Excerpted data:

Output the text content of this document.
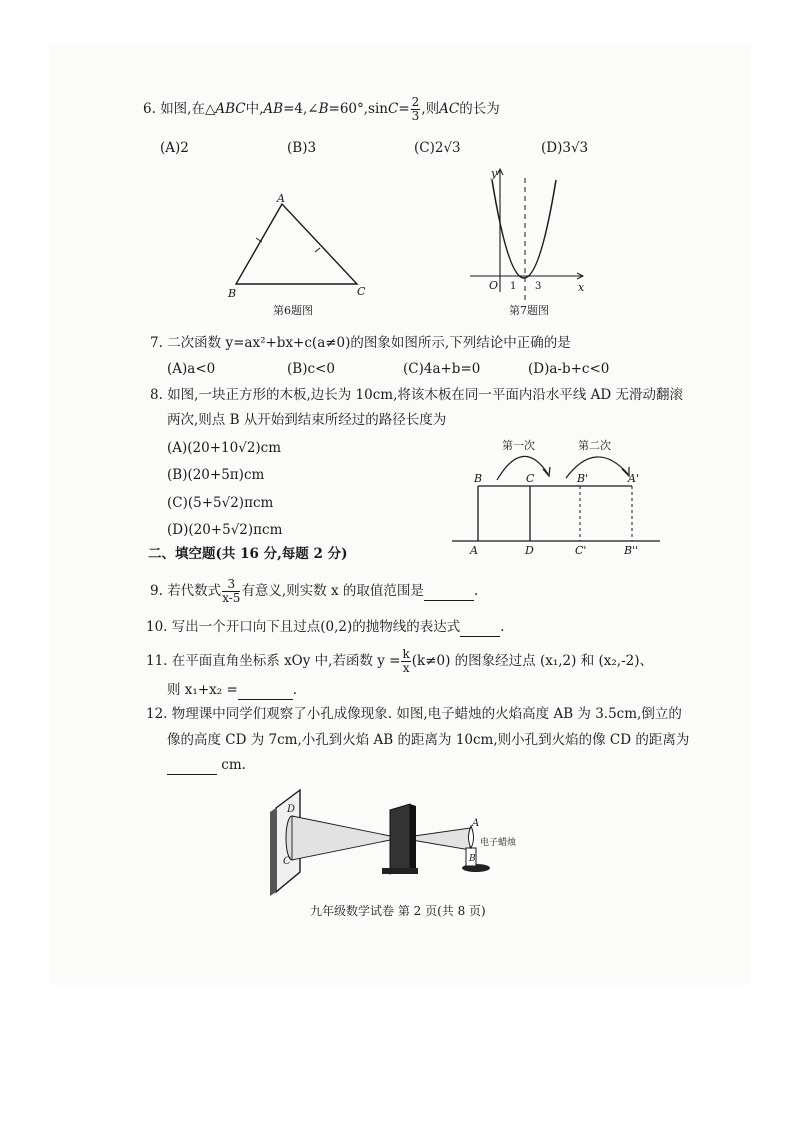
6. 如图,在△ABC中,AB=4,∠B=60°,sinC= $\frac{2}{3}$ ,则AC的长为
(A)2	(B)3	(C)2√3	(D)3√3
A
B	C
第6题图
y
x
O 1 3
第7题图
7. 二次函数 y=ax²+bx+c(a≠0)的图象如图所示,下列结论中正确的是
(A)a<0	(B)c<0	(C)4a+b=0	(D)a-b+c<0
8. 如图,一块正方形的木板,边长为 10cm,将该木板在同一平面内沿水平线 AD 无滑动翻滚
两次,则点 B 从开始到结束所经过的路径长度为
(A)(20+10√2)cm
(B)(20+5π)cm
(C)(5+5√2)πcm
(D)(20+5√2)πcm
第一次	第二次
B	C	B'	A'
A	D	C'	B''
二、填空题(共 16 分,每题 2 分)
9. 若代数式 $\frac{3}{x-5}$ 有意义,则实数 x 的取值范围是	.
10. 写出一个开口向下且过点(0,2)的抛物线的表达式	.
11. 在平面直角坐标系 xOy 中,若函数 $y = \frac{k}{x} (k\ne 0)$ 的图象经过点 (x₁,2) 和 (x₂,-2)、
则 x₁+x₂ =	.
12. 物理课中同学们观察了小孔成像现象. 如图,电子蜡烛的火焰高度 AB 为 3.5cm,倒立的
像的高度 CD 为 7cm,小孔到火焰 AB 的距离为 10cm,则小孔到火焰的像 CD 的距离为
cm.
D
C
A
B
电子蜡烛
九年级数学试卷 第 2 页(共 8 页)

Task prompt:
Print all entries exactly. The images do not belong in the copy.

Response:
Output the text content of this document.
6. 如图,在△ABC中,AB=4,∠B=60°,sinC= $\frac{2}{3}$ ,则AC的长为
(A)2	(B)3	(C)2√3	(D)3√3
A
B	C
第6题图
y
x
O 1 3
第7题图
7. 二次函数 y=ax²+bx+c(a≠0)的图象如图所示,下列结论中正确的是
(A)a<0	(B)c<0	(C)4a+b=0	(D)a-b+c<0
8. 如图,一块正方形的木板,边长为 10cm,将该木板在同一平面内沿水平线 AD 无滑动翻滚
两次,则点 B 从开始到结束所经过的路径长度为
(A)(20+10√2)cm
(B)(20+5π)cm
(C)(5+5√2)πcm
(D)(20+5√2)πcm
第一次	第二次
B	C	B'	A'
A	D	C'	B''
二、填空题(共 16 分,每题 2 分)
9. 若代数式 $\frac{3}{x-5}$ 有意义,则实数 x 的取值范围是	.
10. 写出一个开口向下且过点(0,2)的抛物线的表达式	.
11. 在平面直角坐标系 xOy 中,若函数 $y = \frac{k}{x} (k\ne 0)$ 的图象经过点 (x₁,2) 和 (x₂,-2)、
则 x₁+x₂ =	.
12. 物理课中同学们观察了小孔成像现象. 如图,电子蜡烛的火焰高度 AB 为 3.5cm,倒立的
像的高度 CD 为 7cm,小孔到火焰 AB 的距离为 10cm,则小孔到火焰的像 CD 的距离为
cm.
D
C
A
B
电子蜡烛
九年级数学试卷 第 2 页(共 8 页)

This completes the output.